• [DOCUMENT EXCERPT]

Ellen Lewin is an American author, anthropologist, and academic.  Lewin, a lesbian, focuses her work on areas of motherhood, sexuality, and reproduction. She received the Ruth Benedict Prize in 1992 for her monograph, Lesbian Mothers: Accounts of Gender in American Culture.. Lewin is a professor of anthropology at the University of Iowa.

Biography 
Ellen Lewin received her A.B. (Bachelors of Arts) in 1967 for linguistics from the College of the University of Chicago. She went on to obtain her AM (Masters of Arts) in Anthropology in 1968 and later her Ph.D. in Anthropology in 1975 at Stanford University. She concluded her studies at Stanford University with one of her earlier works, Mothers and Children: Latin American Immigrants in San Francisco.

Lewin conducted research on Latin American women in San Francisco for her dissertation. She also completed another study comparing aspects of motherhood among lesbians and heterosexual single women. Her research has focused on gender, sexuality, identity, reproduction, medical anthropology and lesbian/gay anthropology.

Stored records
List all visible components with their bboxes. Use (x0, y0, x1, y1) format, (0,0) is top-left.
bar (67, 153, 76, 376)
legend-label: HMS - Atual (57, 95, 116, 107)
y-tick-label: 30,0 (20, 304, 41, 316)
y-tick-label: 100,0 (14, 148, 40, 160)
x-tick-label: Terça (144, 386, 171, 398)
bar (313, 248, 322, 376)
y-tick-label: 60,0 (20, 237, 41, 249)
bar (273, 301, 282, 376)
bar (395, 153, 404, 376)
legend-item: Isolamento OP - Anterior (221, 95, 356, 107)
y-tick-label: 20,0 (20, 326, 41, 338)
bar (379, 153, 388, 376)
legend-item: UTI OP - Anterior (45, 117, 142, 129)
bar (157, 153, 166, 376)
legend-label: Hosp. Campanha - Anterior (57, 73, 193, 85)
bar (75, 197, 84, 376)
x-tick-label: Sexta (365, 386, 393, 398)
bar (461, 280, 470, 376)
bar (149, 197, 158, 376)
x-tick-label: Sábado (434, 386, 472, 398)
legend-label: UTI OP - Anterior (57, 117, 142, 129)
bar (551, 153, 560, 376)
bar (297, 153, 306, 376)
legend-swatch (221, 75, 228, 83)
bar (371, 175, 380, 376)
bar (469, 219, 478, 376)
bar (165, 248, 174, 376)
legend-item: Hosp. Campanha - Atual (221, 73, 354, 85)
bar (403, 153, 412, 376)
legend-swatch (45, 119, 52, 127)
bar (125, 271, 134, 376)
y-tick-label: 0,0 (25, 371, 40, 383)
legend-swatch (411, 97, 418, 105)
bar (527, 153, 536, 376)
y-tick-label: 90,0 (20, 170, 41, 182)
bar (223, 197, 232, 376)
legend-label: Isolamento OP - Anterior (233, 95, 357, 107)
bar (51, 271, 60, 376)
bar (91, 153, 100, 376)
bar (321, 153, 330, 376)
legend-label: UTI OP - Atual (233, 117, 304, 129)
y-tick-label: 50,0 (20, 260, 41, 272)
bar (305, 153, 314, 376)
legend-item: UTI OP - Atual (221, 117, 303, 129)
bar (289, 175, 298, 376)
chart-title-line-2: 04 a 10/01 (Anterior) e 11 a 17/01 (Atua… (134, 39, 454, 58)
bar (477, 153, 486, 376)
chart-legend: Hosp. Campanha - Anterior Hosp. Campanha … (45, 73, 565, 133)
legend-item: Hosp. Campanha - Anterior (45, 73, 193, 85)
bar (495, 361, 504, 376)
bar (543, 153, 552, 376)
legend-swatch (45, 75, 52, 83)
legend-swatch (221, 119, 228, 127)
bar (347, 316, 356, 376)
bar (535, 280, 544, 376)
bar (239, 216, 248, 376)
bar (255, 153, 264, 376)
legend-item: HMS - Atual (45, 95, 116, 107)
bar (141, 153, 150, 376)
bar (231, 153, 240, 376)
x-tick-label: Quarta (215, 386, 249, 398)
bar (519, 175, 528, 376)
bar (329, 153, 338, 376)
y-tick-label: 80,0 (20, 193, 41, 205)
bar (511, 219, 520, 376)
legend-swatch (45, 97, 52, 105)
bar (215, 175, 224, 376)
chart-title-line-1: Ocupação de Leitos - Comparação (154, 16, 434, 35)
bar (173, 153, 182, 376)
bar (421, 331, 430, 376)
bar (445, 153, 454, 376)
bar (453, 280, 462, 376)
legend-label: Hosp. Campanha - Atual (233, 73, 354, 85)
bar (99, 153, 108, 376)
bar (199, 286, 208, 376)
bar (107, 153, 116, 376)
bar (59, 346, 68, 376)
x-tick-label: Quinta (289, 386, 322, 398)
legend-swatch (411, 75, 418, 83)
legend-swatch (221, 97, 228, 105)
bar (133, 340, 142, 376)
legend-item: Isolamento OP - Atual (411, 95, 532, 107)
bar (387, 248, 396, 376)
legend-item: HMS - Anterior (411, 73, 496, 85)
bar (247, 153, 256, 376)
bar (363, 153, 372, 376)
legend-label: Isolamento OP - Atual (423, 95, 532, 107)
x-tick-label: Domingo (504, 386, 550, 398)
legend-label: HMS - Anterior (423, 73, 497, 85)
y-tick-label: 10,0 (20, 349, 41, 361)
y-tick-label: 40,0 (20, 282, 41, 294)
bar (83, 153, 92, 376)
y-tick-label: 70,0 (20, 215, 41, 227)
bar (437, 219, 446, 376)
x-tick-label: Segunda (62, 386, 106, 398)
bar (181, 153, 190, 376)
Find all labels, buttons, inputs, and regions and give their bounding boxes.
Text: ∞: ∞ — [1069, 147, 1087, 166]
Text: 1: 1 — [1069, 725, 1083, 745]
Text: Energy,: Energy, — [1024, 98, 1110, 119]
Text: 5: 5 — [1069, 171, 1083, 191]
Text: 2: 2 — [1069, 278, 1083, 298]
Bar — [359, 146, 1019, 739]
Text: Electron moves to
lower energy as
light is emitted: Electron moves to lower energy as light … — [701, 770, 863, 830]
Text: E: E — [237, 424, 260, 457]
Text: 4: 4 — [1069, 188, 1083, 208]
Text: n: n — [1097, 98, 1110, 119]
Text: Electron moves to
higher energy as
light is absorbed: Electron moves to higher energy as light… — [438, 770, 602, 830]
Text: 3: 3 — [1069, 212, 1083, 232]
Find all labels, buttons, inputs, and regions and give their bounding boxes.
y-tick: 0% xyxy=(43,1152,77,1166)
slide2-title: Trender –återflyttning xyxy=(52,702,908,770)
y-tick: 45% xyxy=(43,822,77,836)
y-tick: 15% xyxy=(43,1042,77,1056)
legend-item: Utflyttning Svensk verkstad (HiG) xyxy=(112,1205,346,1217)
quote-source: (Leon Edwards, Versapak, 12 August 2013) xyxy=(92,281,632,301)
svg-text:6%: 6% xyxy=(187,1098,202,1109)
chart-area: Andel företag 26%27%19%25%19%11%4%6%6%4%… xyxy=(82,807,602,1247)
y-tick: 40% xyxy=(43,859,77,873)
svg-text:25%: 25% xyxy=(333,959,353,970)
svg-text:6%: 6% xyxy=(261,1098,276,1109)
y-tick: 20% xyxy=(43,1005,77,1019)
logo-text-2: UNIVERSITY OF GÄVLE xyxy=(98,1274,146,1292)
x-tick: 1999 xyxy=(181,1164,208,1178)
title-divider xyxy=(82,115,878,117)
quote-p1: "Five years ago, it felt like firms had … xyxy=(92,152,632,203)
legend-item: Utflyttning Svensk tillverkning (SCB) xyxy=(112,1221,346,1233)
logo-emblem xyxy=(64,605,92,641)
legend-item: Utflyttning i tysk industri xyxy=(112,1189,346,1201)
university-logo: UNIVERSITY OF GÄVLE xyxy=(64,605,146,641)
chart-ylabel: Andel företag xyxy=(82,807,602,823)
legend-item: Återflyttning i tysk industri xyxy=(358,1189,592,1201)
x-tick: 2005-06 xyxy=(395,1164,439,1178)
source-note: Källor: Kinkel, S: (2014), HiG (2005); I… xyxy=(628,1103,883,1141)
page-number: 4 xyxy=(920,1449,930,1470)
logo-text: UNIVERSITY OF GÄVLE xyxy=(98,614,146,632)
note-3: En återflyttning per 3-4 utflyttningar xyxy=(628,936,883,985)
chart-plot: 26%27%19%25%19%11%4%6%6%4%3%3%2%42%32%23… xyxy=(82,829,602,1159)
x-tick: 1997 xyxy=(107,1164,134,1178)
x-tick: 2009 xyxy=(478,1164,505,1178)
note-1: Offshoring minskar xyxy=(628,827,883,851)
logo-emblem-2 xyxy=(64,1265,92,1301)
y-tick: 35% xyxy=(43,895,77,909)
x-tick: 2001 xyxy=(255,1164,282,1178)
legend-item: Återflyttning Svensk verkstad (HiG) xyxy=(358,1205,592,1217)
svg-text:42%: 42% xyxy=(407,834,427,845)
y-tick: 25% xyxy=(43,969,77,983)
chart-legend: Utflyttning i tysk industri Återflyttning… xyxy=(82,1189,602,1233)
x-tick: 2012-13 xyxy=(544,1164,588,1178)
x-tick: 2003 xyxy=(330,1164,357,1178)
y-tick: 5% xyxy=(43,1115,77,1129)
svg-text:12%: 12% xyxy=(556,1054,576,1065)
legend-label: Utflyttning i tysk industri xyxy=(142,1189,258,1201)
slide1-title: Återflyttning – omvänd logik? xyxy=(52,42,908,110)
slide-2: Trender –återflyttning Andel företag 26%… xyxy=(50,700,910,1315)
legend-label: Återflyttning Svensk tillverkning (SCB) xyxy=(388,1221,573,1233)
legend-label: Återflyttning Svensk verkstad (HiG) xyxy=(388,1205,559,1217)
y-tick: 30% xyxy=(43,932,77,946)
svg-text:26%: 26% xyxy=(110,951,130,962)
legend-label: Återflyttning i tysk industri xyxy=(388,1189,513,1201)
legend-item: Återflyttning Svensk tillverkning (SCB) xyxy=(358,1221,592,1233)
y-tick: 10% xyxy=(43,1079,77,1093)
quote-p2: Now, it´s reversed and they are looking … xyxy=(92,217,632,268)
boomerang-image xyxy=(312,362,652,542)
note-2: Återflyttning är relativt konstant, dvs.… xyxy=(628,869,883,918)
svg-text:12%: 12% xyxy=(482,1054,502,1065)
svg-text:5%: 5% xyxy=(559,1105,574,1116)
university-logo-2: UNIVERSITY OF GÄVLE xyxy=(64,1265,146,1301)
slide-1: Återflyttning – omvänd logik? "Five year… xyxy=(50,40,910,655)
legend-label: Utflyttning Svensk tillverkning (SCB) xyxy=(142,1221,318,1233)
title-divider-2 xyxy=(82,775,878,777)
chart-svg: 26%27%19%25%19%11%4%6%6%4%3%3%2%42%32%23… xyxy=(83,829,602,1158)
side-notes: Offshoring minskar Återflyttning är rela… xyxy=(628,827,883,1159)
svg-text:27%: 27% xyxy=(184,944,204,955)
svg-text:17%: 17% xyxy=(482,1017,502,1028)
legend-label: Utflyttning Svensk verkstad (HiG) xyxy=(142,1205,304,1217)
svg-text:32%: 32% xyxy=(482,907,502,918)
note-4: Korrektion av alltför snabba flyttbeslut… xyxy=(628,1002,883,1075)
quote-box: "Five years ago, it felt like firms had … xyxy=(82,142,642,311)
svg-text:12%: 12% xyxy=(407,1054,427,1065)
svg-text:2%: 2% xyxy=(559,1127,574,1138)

• [EXERCISES]
1 – Answer these questions using the passage on Ellen Lewin.
(a) Which prize did Lewin receive in 1992?
(b) In what year did she obtain her AM in Anthropology?
(c) Whom did her dissertation research concern?
2 – Reproduce the passage on Ellen Lewin between "Ellen Lewin is" and "in San Francisco.", inclusive.
3 – Write what follows the last sentence of the passage on Ellen Lewin.

• [ANSWERS TO THE PROBLEMS]
1 –
(a) The Ruth Benedict Prize
(b) 1968
(c) Latin American women in San Francisco

2 –
Ellen Lewin is an American author, anthropologist, and academic.  Lewin, a lesbian, focuses her work on areas of motherhood, sexuality, and reproduction. She received the Ruth Benedict Prize in 1992 for her monograph, Lesbian Mothers: Accounts of Gender in American Culture.. Lewin is a professor of anthropology at the University of Iowa.

Biography 
Ellen Lewin received her A.B. (Bachelors of Arts) in 1967 for linguistics from the College of the University of Chicago. She went on to obtain her AM (Masters of Arts) in Anthropology in 1968 and later her Ph.D. in Anthropology in 1975 at Stanford University. She concluded her studies at Stanford University with one of her earlier works, Mothers and Children: Latin American Immigrants in San Francisco.

3 –
Awards
Lewin was recipient of the Ruth Benedict Prize in 1992 for her monograph, Lesbian Mothers: Accounts of Gender in American Culture..: 3

Notable works 
 Lesbian Mothers: Accounts of Gender in American Culture (Cornell University Press, 1993)
 Recognizing Ourselves: Lesbian and Gay Ceremonies of Commitment (Columbia University Press, 1998)
 Editor of Inventing Lesbian Cultures in America (Beacon Press, 1996) and Feminist Anthropology: A Reader (Blackwell, 2006)
 Co-editor of Out in the Field: Reflections of Lesbian and Gay Anthropologists (University of Illinois Press, 1996), Out in Theory: The Emergence of Lesbian and Gay Anthropology (University of Illinois Press, 2002), and Reinventing Lesbian/Gay Anthropology in a Globalizing World with William Leap.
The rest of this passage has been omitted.